> _PROBLEM DETAILS_: Take the material below and retype it in full; pictures are left out.

> _INPUT MATERIAL_:
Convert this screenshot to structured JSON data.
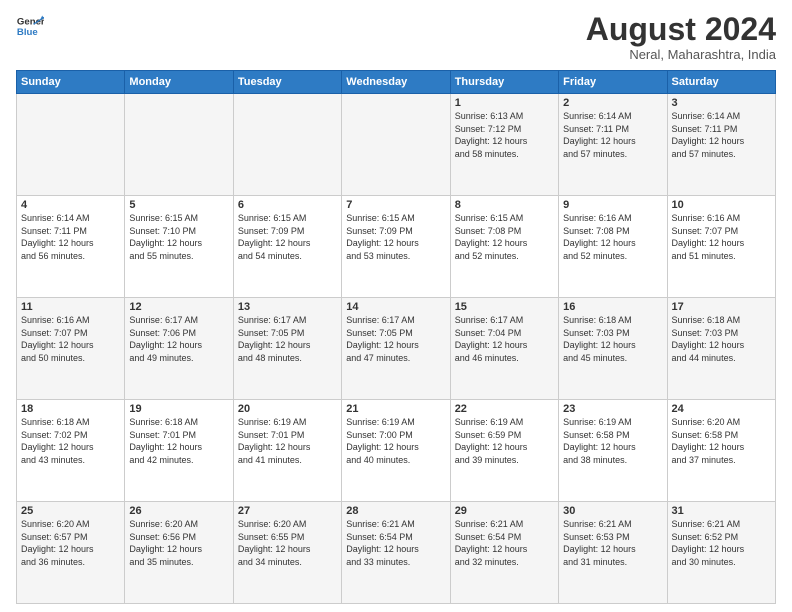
{
  "header": {
    "logo_line1": "General",
    "logo_line2": "Blue",
    "main_title": "August 2024",
    "subtitle": "Neral, Maharashtra, India"
  },
  "days_of_week": [
    "Sunday",
    "Monday",
    "Tuesday",
    "Wednesday",
    "Thursday",
    "Friday",
    "Saturday"
  ],
  "weeks": [
    [
      {
        "day": "",
        "info": ""
      },
      {
        "day": "",
        "info": ""
      },
      {
        "day": "",
        "info": ""
      },
      {
        "day": "",
        "info": ""
      },
      {
        "day": "1",
        "info": "Sunrise: 6:13 AM\nSunset: 7:12 PM\nDaylight: 12 hours\nand 58 minutes."
      },
      {
        "day": "2",
        "info": "Sunrise: 6:14 AM\nSunset: 7:11 PM\nDaylight: 12 hours\nand 57 minutes."
      },
      {
        "day": "3",
        "info": "Sunrise: 6:14 AM\nSunset: 7:11 PM\nDaylight: 12 hours\nand 57 minutes."
      }
    ],
    [
      {
        "day": "4",
        "info": "Sunrise: 6:14 AM\nSunset: 7:11 PM\nDaylight: 12 hours\nand 56 minutes."
      },
      {
        "day": "5",
        "info": "Sunrise: 6:15 AM\nSunset: 7:10 PM\nDaylight: 12 hours\nand 55 minutes."
      },
      {
        "day": "6",
        "info": "Sunrise: 6:15 AM\nSunset: 7:09 PM\nDaylight: 12 hours\nand 54 minutes."
      },
      {
        "day": "7",
        "info": "Sunrise: 6:15 AM\nSunset: 7:09 PM\nDaylight: 12 hours\nand 53 minutes."
      },
      {
        "day": "8",
        "info": "Sunrise: 6:15 AM\nSunset: 7:08 PM\nDaylight: 12 hours\nand 52 minutes."
      },
      {
        "day": "9",
        "info": "Sunrise: 6:16 AM\nSunset: 7:08 PM\nDaylight: 12 hours\nand 52 minutes."
      },
      {
        "day": "10",
        "info": "Sunrise: 6:16 AM\nSunset: 7:07 PM\nDaylight: 12 hours\nand 51 minutes."
      }
    ],
    [
      {
        "day": "11",
        "info": "Sunrise: 6:16 AM\nSunset: 7:07 PM\nDaylight: 12 hours\nand 50 minutes."
      },
      {
        "day": "12",
        "info": "Sunrise: 6:17 AM\nSunset: 7:06 PM\nDaylight: 12 hours\nand 49 minutes."
      },
      {
        "day": "13",
        "info": "Sunrise: 6:17 AM\nSunset: 7:05 PM\nDaylight: 12 hours\nand 48 minutes."
      },
      {
        "day": "14",
        "info": "Sunrise: 6:17 AM\nSunset: 7:05 PM\nDaylight: 12 hours\nand 47 minutes."
      },
      {
        "day": "15",
        "info": "Sunrise: 6:17 AM\nSunset: 7:04 PM\nDaylight: 12 hours\nand 46 minutes."
      },
      {
        "day": "16",
        "info": "Sunrise: 6:18 AM\nSunset: 7:03 PM\nDaylight: 12 hours\nand 45 minutes."
      },
      {
        "day": "17",
        "info": "Sunrise: 6:18 AM\nSunset: 7:03 PM\nDaylight: 12 hours\nand 44 minutes."
      }
    ],
    [
      {
        "day": "18",
        "info": "Sunrise: 6:18 AM\nSunset: 7:02 PM\nDaylight: 12 hours\nand 43 minutes."
      },
      {
        "day": "19",
        "info": "Sunrise: 6:18 AM\nSunset: 7:01 PM\nDaylight: 12 hours\nand 42 minutes."
      },
      {
        "day": "20",
        "info": "Sunrise: 6:19 AM\nSunset: 7:01 PM\nDaylight: 12 hours\nand 41 minutes."
      },
      {
        "day": "21",
        "info": "Sunrise: 6:19 AM\nSunset: 7:00 PM\nDaylight: 12 hours\nand 40 minutes."
      },
      {
        "day": "22",
        "info": "Sunrise: 6:19 AM\nSunset: 6:59 PM\nDaylight: 12 hours\nand 39 minutes."
      },
      {
        "day": "23",
        "info": "Sunrise: 6:19 AM\nSunset: 6:58 PM\nDaylight: 12 hours\nand 38 minutes."
      },
      {
        "day": "24",
        "info": "Sunrise: 6:20 AM\nSunset: 6:58 PM\nDaylight: 12 hours\nand 37 minutes."
      }
    ],
    [
      {
        "day": "25",
        "info": "Sunrise: 6:20 AM\nSunset: 6:57 PM\nDaylight: 12 hours\nand 36 minutes."
      },
      {
        "day": "26",
        "info": "Sunrise: 6:20 AM\nSunset: 6:56 PM\nDaylight: 12 hours\nand 35 minutes."
      },
      {
        "day": "27",
        "info": "Sunrise: 6:20 AM\nSunset: 6:55 PM\nDaylight: 12 hours\nand 34 minutes."
      },
      {
        "day": "28",
        "info": "Sunrise: 6:21 AM\nSunset: 6:54 PM\nDaylight: 12 hours\nand 33 minutes."
      },
      {
        "day": "29",
        "info": "Sunrise: 6:21 AM\nSunset: 6:54 PM\nDaylight: 12 hours\nand 32 minutes."
      },
      {
        "day": "30",
        "info": "Sunrise: 6:21 AM\nSunset: 6:53 PM\nDaylight: 12 hours\nand 31 minutes."
      },
      {
        "day": "31",
        "info": "Sunrise: 6:21 AM\nSunset: 6:52 PM\nDaylight: 12 hours\nand 30 minutes."
      }
    ]
  ]
}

> _RESULT OF THE EXERCISE_:
Convert this screenshot to structured JSON data.
{
  "header": {
    "logo_line1": "General",
    "logo_line2": "Blue",
    "main_title": "August 2024",
    "subtitle": "Neral, Maharashtra, India"
  },
  "days_of_week": [
    "Sunday",
    "Monday",
    "Tuesday",
    "Wednesday",
    "Thursday",
    "Friday",
    "Saturday"
  ],
  "weeks": [
    [
      {
        "day": "",
        "info": ""
      },
      {
        "day": "",
        "info": ""
      },
      {
        "day": "",
        "info": ""
      },
      {
        "day": "",
        "info": ""
      },
      {
        "day": "1",
        "info": "Sunrise: 6:13 AM\nSunset: 7:12 PM\nDaylight: 12 hours\nand 58 minutes."
      },
      {
        "day": "2",
        "info": "Sunrise: 6:14 AM\nSunset: 7:11 PM\nDaylight: 12 hours\nand 57 minutes."
      },
      {
        "day": "3",
        "info": "Sunrise: 6:14 AM\nSunset: 7:11 PM\nDaylight: 12 hours\nand 57 minutes."
      }
    ],
    [
      {
        "day": "4",
        "info": "Sunrise: 6:14 AM\nSunset: 7:11 PM\nDaylight: 12 hours\nand 56 minutes."
      },
      {
        "day": "5",
        "info": "Sunrise: 6:15 AM\nSunset: 7:10 PM\nDaylight: 12 hours\nand 55 minutes."
      },
      {
        "day": "6",
        "info": "Sunrise: 6:15 AM\nSunset: 7:09 PM\nDaylight: 12 hours\nand 54 minutes."
      },
      {
        "day": "7",
        "info": "Sunrise: 6:15 AM\nSunset: 7:09 PM\nDaylight: 12 hours\nand 53 minutes."
      },
      {
        "day": "8",
        "info": "Sunrise: 6:15 AM\nSunset: 7:08 PM\nDaylight: 12 hours\nand 52 minutes."
      },
      {
        "day": "9",
        "info": "Sunrise: 6:16 AM\nSunset: 7:08 PM\nDaylight: 12 hours\nand 52 minutes."
      },
      {
        "day": "10",
        "info": "Sunrise: 6:16 AM\nSunset: 7:07 PM\nDaylight: 12 hours\nand 51 minutes."
      }
    ],
    [
      {
        "day": "11",
        "info": "Sunrise: 6:16 AM\nSunset: 7:07 PM\nDaylight: 12 hours\nand 50 minutes."
      },
      {
        "day": "12",
        "info": "Sunrise: 6:17 AM\nSunset: 7:06 PM\nDaylight: 12 hours\nand 49 minutes."
      },
      {
        "day": "13",
        "info": "Sunrise: 6:17 AM\nSunset: 7:05 PM\nDaylight: 12 hours\nand 48 minutes."
      },
      {
        "day": "14",
        "info": "Sunrise: 6:17 AM\nSunset: 7:05 PM\nDaylight: 12 hours\nand 47 minutes."
      },
      {
        "day": "15",
        "info": "Sunrise: 6:17 AM\nSunset: 7:04 PM\nDaylight: 12 hours\nand 46 minutes."
      },
      {
        "day": "16",
        "info": "Sunrise: 6:18 AM\nSunset: 7:03 PM\nDaylight: 12 hours\nand 45 minutes."
      },
      {
        "day": "17",
        "info": "Sunrise: 6:18 AM\nSunset: 7:03 PM\nDaylight: 12 hours\nand 44 minutes."
      }
    ],
    [
      {
        "day": "18",
        "info": "Sunrise: 6:18 AM\nSunset: 7:02 PM\nDaylight: 12 hours\nand 43 minutes."
      },
      {
        "day": "19",
        "info": "Sunrise: 6:18 AM\nSunset: 7:01 PM\nDaylight: 12 hours\nand 42 minutes."
      },
      {
        "day": "20",
        "info": "Sunrise: 6:19 AM\nSunset: 7:01 PM\nDaylight: 12 hours\nand 41 minutes."
      },
      {
        "day": "21",
        "info": "Sunrise: 6:19 AM\nSunset: 7:00 PM\nDaylight: 12 hours\nand 40 minutes."
      },
      {
        "day": "22",
        "info": "Sunrise: 6:19 AM\nSunset: 6:59 PM\nDaylight: 12 hours\nand 39 minutes."
      },
      {
        "day": "23",
        "info": "Sunrise: 6:19 AM\nSunset: 6:58 PM\nDaylight: 12 hours\nand 38 minutes."
      },
      {
        "day": "24",
        "info": "Sunrise: 6:20 AM\nSunset: 6:58 PM\nDaylight: 12 hours\nand 37 minutes."
      }
    ],
    [
      {
        "day": "25",
        "info": "Sunrise: 6:20 AM\nSunset: 6:57 PM\nDaylight: 12 hours\nand 36 minutes."
      },
      {
        "day": "26",
        "info": "Sunrise: 6:20 AM\nSunset: 6:56 PM\nDaylight: 12 hours\nand 35 minutes."
      },
      {
        "day": "27",
        "info": "Sunrise: 6:20 AM\nSunset: 6:55 PM\nDaylight: 12 hours\nand 34 minutes."
      },
      {
        "day": "28",
        "info": "Sunrise: 6:21 AM\nSunset: 6:54 PM\nDaylight: 12 hours\nand 33 minutes."
      },
      {
        "day": "29",
        "info": "Sunrise: 6:21 AM\nSunset: 6:54 PM\nDaylight: 12 hours\nand 32 minutes."
      },
      {
        "day": "30",
        "info": "Sunrise: 6:21 AM\nSunset: 6:53 PM\nDaylight: 12 hours\nand 31 minutes."
      },
      {
        "day": "31",
        "info": "Sunrise: 6:21 AM\nSunset: 6:52 PM\nDaylight: 12 hours\nand 30 minutes."
      }
    ]
  ]
}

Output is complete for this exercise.